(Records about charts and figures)
····················

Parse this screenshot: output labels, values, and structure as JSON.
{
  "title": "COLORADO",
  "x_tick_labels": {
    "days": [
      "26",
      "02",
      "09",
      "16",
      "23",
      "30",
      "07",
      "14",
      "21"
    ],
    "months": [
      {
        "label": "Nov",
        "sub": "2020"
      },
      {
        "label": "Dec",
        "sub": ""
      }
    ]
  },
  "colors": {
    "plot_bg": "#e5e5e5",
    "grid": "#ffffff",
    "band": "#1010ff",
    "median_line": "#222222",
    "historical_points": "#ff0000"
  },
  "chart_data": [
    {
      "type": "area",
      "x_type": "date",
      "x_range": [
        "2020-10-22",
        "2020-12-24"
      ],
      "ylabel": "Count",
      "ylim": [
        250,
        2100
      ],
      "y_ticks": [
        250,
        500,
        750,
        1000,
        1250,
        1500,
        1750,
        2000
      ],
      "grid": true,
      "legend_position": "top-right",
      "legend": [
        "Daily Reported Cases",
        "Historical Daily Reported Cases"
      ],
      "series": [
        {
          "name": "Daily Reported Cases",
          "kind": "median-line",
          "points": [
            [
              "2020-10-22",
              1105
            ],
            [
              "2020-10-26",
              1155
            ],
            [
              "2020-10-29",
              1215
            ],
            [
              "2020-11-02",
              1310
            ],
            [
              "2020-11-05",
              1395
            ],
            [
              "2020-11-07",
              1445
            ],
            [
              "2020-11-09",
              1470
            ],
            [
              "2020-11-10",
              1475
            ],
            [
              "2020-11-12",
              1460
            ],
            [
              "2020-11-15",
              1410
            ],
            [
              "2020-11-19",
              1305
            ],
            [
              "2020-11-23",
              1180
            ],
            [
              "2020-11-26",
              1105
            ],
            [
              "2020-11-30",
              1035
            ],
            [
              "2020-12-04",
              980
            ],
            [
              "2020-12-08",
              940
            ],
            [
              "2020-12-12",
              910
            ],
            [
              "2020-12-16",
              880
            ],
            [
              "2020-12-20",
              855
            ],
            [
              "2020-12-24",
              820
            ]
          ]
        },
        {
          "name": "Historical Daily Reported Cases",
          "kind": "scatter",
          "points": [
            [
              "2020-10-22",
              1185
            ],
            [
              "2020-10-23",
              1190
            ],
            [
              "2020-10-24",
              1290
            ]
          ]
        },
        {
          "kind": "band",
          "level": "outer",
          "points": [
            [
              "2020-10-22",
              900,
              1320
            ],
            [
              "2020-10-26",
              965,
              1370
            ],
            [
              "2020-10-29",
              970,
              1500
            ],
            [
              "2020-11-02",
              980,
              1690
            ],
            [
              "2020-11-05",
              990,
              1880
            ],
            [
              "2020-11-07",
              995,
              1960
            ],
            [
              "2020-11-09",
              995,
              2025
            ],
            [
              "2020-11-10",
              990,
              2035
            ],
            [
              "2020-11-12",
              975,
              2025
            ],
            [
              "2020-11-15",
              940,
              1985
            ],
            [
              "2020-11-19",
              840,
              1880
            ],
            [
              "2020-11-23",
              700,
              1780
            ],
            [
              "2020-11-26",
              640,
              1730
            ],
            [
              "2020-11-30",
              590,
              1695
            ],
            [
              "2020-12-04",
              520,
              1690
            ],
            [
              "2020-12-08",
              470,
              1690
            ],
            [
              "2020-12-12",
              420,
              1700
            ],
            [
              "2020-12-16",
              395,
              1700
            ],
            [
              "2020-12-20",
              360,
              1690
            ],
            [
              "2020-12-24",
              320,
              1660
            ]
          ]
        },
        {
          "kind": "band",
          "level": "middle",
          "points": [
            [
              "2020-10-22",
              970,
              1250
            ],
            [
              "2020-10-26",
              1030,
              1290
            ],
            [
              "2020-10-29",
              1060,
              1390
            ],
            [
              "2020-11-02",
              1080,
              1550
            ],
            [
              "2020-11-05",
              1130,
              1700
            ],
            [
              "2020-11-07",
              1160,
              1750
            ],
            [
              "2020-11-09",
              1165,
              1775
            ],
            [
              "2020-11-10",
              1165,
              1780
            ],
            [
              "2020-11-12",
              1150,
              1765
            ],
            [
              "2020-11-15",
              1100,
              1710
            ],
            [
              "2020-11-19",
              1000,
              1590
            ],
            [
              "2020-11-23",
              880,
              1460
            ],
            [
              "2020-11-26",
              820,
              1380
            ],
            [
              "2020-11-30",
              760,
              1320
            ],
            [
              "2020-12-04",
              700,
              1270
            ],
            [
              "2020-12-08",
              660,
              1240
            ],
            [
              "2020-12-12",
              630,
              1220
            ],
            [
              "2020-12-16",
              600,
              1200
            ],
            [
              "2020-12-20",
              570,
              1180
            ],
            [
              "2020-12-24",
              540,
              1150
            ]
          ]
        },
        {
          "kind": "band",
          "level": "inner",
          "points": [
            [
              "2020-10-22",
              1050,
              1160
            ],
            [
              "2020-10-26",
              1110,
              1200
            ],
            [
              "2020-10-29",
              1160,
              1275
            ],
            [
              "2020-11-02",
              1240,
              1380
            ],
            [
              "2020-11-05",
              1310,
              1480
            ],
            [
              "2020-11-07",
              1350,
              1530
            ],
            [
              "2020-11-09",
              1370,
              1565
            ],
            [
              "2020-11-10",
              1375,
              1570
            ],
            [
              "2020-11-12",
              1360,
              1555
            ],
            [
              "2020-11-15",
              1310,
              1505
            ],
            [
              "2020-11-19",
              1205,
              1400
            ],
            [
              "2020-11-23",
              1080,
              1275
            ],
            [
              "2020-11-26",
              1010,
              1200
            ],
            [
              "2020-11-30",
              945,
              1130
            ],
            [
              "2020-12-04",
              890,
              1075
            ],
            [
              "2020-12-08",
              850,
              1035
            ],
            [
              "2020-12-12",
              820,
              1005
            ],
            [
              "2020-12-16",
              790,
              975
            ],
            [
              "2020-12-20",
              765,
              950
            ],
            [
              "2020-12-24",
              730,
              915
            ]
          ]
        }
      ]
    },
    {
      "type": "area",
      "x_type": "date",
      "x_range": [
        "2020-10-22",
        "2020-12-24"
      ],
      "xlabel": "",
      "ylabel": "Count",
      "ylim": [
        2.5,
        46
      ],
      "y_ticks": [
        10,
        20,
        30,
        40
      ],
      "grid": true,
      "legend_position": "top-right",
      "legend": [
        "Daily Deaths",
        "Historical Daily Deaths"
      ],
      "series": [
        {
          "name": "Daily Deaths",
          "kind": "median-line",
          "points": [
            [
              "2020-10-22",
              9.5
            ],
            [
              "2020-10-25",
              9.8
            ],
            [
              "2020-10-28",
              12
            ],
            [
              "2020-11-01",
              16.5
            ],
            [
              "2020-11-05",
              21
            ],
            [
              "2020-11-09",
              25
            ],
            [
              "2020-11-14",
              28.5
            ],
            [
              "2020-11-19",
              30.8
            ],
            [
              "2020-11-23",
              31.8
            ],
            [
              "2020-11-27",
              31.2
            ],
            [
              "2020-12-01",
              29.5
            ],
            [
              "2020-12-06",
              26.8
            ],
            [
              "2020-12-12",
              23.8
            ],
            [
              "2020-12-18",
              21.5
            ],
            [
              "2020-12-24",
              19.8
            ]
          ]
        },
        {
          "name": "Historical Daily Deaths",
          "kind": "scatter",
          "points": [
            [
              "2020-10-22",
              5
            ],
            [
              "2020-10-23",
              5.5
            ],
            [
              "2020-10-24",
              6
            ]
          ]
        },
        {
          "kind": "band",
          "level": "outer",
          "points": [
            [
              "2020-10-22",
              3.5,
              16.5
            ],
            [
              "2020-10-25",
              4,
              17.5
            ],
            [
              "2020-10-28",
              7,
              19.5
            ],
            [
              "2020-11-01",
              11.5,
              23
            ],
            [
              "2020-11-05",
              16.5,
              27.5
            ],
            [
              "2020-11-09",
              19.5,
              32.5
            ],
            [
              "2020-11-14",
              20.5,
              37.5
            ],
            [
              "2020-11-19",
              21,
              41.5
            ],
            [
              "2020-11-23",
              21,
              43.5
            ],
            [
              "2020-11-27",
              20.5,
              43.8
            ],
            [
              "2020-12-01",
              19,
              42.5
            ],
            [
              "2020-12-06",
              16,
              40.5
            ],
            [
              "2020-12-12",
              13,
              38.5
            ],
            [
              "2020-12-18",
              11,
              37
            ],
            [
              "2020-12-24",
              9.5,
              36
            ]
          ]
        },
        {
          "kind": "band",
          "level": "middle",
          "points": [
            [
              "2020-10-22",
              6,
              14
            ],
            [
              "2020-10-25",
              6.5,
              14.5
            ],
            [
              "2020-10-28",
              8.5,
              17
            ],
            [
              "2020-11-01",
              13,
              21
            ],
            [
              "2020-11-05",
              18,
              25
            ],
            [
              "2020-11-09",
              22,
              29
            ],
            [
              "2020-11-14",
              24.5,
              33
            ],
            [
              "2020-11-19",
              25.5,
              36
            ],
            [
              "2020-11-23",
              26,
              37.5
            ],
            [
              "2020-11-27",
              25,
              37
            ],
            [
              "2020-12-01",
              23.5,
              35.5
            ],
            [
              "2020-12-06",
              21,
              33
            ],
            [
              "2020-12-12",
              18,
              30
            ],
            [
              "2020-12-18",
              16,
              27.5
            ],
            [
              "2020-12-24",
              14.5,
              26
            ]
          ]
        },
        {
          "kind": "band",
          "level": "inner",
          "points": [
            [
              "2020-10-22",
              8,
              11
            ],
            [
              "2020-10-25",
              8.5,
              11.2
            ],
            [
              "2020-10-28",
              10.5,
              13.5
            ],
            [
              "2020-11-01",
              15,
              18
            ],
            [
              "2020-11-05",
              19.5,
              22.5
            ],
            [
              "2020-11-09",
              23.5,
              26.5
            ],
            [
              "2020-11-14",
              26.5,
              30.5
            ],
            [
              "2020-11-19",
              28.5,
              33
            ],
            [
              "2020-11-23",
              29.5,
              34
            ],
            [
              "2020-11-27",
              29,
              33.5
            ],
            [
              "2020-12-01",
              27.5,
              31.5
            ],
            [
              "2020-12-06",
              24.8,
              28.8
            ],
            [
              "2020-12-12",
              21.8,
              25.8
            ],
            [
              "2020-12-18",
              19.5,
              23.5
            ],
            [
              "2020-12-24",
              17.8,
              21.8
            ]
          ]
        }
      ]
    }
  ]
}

····················

What is the number of lines in the data that hold the string "Deaths"? Answer with the number only.

__COMPLETE OUTPUT__.
4